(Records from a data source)

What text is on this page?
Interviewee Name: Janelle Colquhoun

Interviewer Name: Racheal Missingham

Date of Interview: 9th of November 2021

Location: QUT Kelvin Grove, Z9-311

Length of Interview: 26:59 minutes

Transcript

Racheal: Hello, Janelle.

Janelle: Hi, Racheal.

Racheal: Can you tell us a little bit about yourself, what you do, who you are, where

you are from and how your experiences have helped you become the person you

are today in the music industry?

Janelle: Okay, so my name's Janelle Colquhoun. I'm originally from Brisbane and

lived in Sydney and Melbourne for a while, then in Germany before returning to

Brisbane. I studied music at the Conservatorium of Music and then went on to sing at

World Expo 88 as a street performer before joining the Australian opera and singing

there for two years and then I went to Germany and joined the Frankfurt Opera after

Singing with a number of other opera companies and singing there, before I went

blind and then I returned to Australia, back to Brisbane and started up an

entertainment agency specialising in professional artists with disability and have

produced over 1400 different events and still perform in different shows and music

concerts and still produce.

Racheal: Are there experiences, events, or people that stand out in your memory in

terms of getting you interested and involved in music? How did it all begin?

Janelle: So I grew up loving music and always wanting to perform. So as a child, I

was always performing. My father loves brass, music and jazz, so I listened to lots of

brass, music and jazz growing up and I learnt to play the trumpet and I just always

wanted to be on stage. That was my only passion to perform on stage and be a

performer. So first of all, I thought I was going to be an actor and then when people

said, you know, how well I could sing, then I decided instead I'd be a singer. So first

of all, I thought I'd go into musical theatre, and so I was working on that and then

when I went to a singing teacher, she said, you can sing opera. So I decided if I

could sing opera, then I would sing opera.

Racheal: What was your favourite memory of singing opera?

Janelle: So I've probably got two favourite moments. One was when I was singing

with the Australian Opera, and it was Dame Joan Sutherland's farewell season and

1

SHORT PROBLEM:
Transcribe the material above in its entirety. Match it exactly.

RESULT OF THE EXERCISE:
What text is on this page?
Interviewee Name: Janelle Colquhoun

Interviewer Name: Racheal Missingham

Date of Interview: 9th of November 2021

Location: QUT Kelvin Grove, Z9-311

Length of Interview: 26:59 minutes

Transcript

Racheal: Hello, Janelle.

Janelle: Hi, Racheal.

Racheal: Can you tell us a little bit about yourself, what you do, who you are, where

you are from and how your experiences have helped you become the person you

are today in the music industry?

Janelle: Okay, so my name's Janelle Colquhoun. I'm originally from Brisbane and

lived in Sydney and Melbourne for a while, then in Germany before returning to

Brisbane. I studied music at the Conservatorium of Music and then went on to sing at

World Expo 88 as a street performer before joining the Australian opera and singing

there for two years and then I went to Germany and joined the Frankfurt Opera after

Singing with a number of other opera companies and singing there, before I went

blind and then I returned to Australia, back to Brisbane and started up an

entertainment agency specialising in professional artists with disability and have

produced over 1400 different events and still perform in different shows and music

concerts and still produce.

Racheal: Are there experiences, events, or people that stand out in your memory in

terms of getting you interested and involved in music? How did it all begin?

Janelle: So I grew up loving music and always wanting to perform. So as a child, I

was always performing. My father loves brass, music and jazz, so I listened to lots of

brass, music and jazz growing up and I learnt to play the trumpet and I just always

wanted to be on stage. That was my only passion to perform on stage and be a

performer. So first of all, I thought I was going to be an actor and then when people

said, you know, how well I could sing, then I decided instead I'd be a singer. So first

of all, I thought I'd go into musical theatre, and so I was working on that and then

when I went to a singing teacher, she said, you can sing opera. So I decided if I

could sing opera, then I would sing opera.

Racheal: What was your favourite memory of singing opera?

Janelle: So I've probably got two favourite moments. One was when I was singing

with the Australian Opera, and it was Dame Joan Sutherland's farewell season and

1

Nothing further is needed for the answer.